>>
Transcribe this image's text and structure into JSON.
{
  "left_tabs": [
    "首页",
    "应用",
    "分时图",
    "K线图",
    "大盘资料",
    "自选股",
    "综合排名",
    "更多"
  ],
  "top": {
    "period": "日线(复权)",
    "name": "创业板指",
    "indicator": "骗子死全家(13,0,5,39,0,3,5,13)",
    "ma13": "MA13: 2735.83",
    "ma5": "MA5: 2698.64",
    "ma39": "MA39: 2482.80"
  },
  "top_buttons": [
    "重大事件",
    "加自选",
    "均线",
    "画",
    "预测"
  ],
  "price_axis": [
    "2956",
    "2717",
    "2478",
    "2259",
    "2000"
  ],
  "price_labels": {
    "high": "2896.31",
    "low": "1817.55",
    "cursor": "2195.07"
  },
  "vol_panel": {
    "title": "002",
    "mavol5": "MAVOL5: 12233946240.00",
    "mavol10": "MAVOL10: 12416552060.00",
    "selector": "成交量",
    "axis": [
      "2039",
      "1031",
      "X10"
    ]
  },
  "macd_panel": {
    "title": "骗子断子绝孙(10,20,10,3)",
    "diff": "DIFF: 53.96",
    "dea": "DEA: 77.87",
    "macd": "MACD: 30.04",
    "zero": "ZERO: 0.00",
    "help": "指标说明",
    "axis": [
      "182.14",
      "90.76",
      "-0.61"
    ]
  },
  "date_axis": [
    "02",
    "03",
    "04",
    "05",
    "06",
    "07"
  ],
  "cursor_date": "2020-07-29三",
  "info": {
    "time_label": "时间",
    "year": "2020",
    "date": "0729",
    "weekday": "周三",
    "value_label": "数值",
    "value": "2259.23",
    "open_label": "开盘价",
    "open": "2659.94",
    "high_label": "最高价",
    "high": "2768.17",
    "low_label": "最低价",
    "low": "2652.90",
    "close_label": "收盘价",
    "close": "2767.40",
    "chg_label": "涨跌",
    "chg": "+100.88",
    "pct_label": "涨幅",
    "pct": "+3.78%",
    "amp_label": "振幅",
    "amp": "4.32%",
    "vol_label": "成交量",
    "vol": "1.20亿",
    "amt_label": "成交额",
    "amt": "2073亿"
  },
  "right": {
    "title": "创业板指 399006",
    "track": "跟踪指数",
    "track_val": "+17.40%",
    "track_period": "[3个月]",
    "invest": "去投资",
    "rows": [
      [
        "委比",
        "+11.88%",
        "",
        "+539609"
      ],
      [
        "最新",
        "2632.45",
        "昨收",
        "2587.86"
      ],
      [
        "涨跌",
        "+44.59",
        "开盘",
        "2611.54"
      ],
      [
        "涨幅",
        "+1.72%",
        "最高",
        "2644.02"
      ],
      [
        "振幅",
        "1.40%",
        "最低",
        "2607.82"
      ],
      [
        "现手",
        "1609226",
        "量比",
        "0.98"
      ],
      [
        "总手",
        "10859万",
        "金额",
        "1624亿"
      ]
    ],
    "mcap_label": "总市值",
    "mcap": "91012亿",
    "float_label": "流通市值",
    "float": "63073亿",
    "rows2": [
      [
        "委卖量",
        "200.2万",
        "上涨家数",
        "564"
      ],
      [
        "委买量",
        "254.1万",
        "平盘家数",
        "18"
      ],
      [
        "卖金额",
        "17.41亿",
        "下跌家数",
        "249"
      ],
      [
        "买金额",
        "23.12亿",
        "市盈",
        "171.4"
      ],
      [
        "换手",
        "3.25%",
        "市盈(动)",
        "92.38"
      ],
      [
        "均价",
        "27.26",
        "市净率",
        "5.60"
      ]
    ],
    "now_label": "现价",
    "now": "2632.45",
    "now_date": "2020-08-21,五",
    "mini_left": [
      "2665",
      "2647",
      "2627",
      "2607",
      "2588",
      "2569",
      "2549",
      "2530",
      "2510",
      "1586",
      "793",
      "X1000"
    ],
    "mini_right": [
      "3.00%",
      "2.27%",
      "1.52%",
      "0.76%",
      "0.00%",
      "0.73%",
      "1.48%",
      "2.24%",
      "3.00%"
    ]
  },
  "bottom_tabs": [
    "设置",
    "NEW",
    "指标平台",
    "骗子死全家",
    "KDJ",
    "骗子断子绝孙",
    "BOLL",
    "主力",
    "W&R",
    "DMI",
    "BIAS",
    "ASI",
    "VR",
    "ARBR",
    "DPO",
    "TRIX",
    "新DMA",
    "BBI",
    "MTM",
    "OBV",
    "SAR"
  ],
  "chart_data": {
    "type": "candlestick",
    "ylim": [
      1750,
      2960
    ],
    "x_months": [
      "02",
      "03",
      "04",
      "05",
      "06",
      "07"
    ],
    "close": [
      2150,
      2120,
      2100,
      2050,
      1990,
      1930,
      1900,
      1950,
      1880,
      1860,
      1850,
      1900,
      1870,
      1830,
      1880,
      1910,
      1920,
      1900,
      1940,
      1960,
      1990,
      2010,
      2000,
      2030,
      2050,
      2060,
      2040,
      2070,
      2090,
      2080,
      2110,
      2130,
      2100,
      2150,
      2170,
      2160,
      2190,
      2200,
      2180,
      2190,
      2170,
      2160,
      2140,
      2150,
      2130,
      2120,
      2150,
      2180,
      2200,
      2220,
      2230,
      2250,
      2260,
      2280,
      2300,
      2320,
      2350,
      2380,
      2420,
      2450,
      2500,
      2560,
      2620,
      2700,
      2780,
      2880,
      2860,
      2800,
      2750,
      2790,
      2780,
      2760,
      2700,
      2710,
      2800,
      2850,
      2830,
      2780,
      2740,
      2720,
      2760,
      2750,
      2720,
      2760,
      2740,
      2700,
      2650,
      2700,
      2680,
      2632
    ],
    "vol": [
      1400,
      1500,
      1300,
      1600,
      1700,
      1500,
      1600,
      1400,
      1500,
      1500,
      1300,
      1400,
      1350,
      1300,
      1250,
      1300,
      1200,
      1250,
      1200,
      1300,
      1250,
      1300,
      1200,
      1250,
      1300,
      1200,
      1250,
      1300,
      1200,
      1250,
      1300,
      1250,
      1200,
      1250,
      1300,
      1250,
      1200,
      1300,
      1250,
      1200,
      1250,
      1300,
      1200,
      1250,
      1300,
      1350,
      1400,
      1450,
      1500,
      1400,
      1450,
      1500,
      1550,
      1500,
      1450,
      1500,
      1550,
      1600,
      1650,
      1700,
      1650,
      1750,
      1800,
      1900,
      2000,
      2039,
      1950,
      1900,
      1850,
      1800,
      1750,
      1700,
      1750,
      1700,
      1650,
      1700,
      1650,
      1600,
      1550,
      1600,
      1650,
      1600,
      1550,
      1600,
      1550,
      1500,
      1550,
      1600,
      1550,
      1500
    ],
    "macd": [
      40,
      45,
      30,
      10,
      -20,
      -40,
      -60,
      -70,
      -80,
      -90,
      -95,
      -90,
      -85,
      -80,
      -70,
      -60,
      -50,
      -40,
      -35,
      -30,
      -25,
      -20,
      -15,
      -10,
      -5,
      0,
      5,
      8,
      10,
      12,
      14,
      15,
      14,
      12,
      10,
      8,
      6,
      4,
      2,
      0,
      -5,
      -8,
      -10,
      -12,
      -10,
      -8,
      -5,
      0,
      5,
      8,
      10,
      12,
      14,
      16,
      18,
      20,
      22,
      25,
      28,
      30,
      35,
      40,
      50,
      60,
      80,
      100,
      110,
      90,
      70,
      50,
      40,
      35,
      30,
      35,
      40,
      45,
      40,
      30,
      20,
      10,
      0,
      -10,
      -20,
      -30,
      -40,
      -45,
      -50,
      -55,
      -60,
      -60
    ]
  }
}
<<
Objective: Output the entries exactly.

Solution:
Transcribe this image's text and structure into JSON.
{
  "left_tabs": [
    "首页",
    "应用",
    "分时图",
    "K线图",
    "大盘资料",
    "自选股",
    "综合排名",
    "更多"
  ],
  "top": {
    "period": "日线(复权)",
    "name": "创业板指",
    "indicator": "骗子死全家(13,0,5,39,0,3,5,13)",
    "ma13": "MA13: 2735.83",
    "ma5": "MA5: 2698.64",
    "ma39": "MA39: 2482.80"
  },
  "top_buttons": [
    "重大事件",
    "加自选",
    "均线",
    "画",
    "预测"
  ],
  "price_axis": [
    "2956",
    "2717",
    "2478",
    "2259",
    "2000"
  ],
  "price_labels": {
    "high": "2896.31",
    "low": "1817.55",
    "cursor": "2195.07"
  },
  "vol_panel": {
    "title": "002",
    "mavol5": "MAVOL5: 12233946240.00",
    "mavol10": "MAVOL10: 12416552060.00",
    "selector": "成交量",
    "axis": [
      "2039",
      "1031",
      "X10"
    ]
  },
  "macd_panel": {
    "title": "骗子断子绝孙(10,20,10,3)",
    "diff": "DIFF: 53.96",
    "dea": "DEA: 77.87",
    "macd": "MACD: 30.04",
    "zero": "ZERO: 0.00",
    "help": "指标说明",
    "axis": [
      "182.14",
      "90.76",
      "-0.61"
    ]
  },
  "date_axis": [
    "02",
    "03",
    "04",
    "05",
    "06",
    "07"
  ],
  "cursor_date": "2020-07-29三",
  "info": {
    "time_label": "时间",
    "year": "2020",
    "date": "0729",
    "weekday": "周三",
    "value_label": "数值",
    "value": "2259.23",
    "open_label": "开盘价",
    "open": "2659.94",
    "high_label": "最高价",
    "high": "2768.17",
    "low_label": "最低价",
    "low": "2652.90",
    "close_label": "收盘价",
    "close": "2767.40",
    "chg_label": "涨跌",
    "chg": "+100.88",
    "pct_label": "涨幅",
    "pct": "+3.78%",
    "amp_label": "振幅",
    "amp": "4.32%",
    "vol_label": "成交量",
    "vol": "1.20亿",
    "amt_label": "成交额",
    "amt": "2073亿"
  },
  "right": {
    "title": "创业板指 399006",
    "track": "跟踪指数",
    "track_val": "+17.40%",
    "track_period": "[3个月]",
    "invest": "去投资",
    "rows": [
      [
        "委比",
        "+11.88%",
        "",
        "+539609"
      ],
      [
        "最新",
        "2632.45",
        "昨收",
        "2587.86"
      ],
      [
        "涨跌",
        "+44.59",
        "开盘",
        "2611.54"
      ],
      [
        "涨幅",
        "+1.72%",
        "最高",
        "2644.02"
      ],
      [
        "振幅",
        "1.40%",
        "最低",
        "2607.82"
      ],
      [
        "现手",
        "1609226",
        "量比",
        "0.98"
      ],
      [
        "总手",
        "10859万",
        "金额",
        "1624亿"
      ]
    ],
    "mcap_label": "总市值",
    "mcap": "91012亿",
    "float_label": "流通市值",
    "float": "63073亿",
    "rows2": [
      [
        "委卖量",
        "200.2万",
        "上涨家数",
        "564"
      ],
      [
        "委买量",
        "254.1万",
        "平盘家数",
        "18"
      ],
      [
        "卖金额",
        "17.41亿",
        "下跌家数",
        "249"
      ],
      [
        "买金额",
        "23.12亿",
        "市盈",
        "171.4"
      ],
      [
        "换手",
        "3.25%",
        "市盈(动)",
        "92.38"
      ],
      [
        "均价",
        "27.26",
        "市净率",
        "5.60"
      ]
    ],
    "now_label": "现价",
    "now": "2632.45",
    "now_date": "2020-08-21,五",
    "mini_left": [
      "2665",
      "2647",
      "2627",
      "2607",
      "2588",
      "2569",
      "2549",
      "2530",
      "2510",
      "1586",
      "793",
      "X1000"
    ],
    "mini_right": [
      "3.00%",
      "2.27%",
      "1.52%",
      "0.76%",
      "0.00%",
      "0.73%",
      "1.48%",
      "2.24%",
      "3.00%"
    ]
  },
  "bottom_tabs": [
    "设置",
    "NEW",
    "指标平台",
    "骗子死全家",
    "KDJ",
    "骗子断子绝孙",
    "BOLL",
    "主力",
    "W&R",
    "DMI",
    "BIAS",
    "ASI",
    "VR",
    "ARBR",
    "DPO",
    "TRIX",
    "新DMA",
    "BBI",
    "MTM",
    "OBV",
    "SAR"
  ],
  "chart_data": {
    "type": "candlestick",
    "ylim": [
      1750,
      2960
    ],
    "x_months": [
      "02",
      "03",
      "04",
      "05",
      "06",
      "07"
    ],
    "close": [
      2150,
      2120,
      2100,
      2050,
      1990,
      1930,
      1900,
      1950,
      1880,
      1860,
      1850,
      1900,
      1870,
      1830,
      1880,
      1910,
      1920,
      1900,
      1940,
      1960,
      1990,
      2010,
      2000,
      2030,
      2050,
      2060,
      2040,
      2070,
      2090,
      2080,
      2110,
      2130,
      2100,
      2150,
      2170,
      2160,
      2190,
      2200,
      2180,
      2190,
      2170,
      2160,
      2140,
      2150,
      2130,
      2120,
      2150,
      2180,
      2200,
      2220,
      2230,
      2250,
      2260,
      2280,
      2300,
      2320,
      2350,
      2380,
      2420,
      2450,
      2500,
      2560,
      2620,
      2700,
      2780,
      2880,
      2860,
      2800,
      2750,
      2790,
      2780,
      2760,
      2700,
      2710,
      2800,
      2850,
      2830,
      2780,
      2740,
      2720,
      2760,
      2750,
      2720,
      2760,
      2740,
      2700,
      2650,
      2700,
      2680,
      2632
    ],
    "vol": [
      1400,
      1500,
      1300,
      1600,
      1700,
      1500,
      1600,
      1400,
      1500,
      1500,
      1300,
      1400,
      1350,
      1300,
      1250,
      1300,
      1200,
      1250,
      1200,
      1300,
      1250,
      1300,
      1200,
      1250,
      1300,
      1200,
      1250,
      1300,
      1200,
      1250,
      1300,
      1250,
      1200,
      1250,
      1300,
      1250,
      1200,
      1300,
      1250,
      1200,
      1250,
      1300,
      1200,
      1250,
      1300,
      1350,
      1400,
      1450,
      1500,
      1400,
      1450,
      1500,
      1550,
      1500,
      1450,
      1500,
      1550,
      1600,
      1650,
      1700,
      1650,
      1750,
      1800,
      1900,
      2000,
      2039,
      1950,
      1900,
      1850,
      1800,
      1750,
      1700,
      1750,
      1700,
      1650,
      1700,
      1650,
      1600,
      1550,
      1600,
      1650,
      1600,
      1550,
      1600,
      1550,
      1500,
      1550,
      1600,
      1550,
      1500
    ],
    "macd": [
      40,
      45,
      30,
      10,
      -20,
      -40,
      -60,
      -70,
      -80,
      -90,
      -95,
      -90,
      -85,
      -80,
      -70,
      -60,
      -50,
      -40,
      -35,
      -30,
      -25,
      -20,
      -15,
      -10,
      -5,
      0,
      5,
      8,
      10,
      12,
      14,
      15,
      14,
      12,
      10,
      8,
      6,
      4,
      2,
      0,
      -5,
      -8,
      -10,
      -12,
      -10,
      -8,
      -5,
      0,
      5,
      8,
      10,
      12,
      14,
      16,
      18,
      20,
      22,
      25,
      28,
      30,
      35,
      40,
      50,
      60,
      80,
      100,
      110,
      90,
      70,
      50,
      40,
      35,
      30,
      35,
      40,
      45,
      40,
      30,
      20,
      10,
      0,
      -10,
      -20,
      -30,
      -40,
      -45,
      -50,
      -55,
      -60,
      -60
    ]
  }
}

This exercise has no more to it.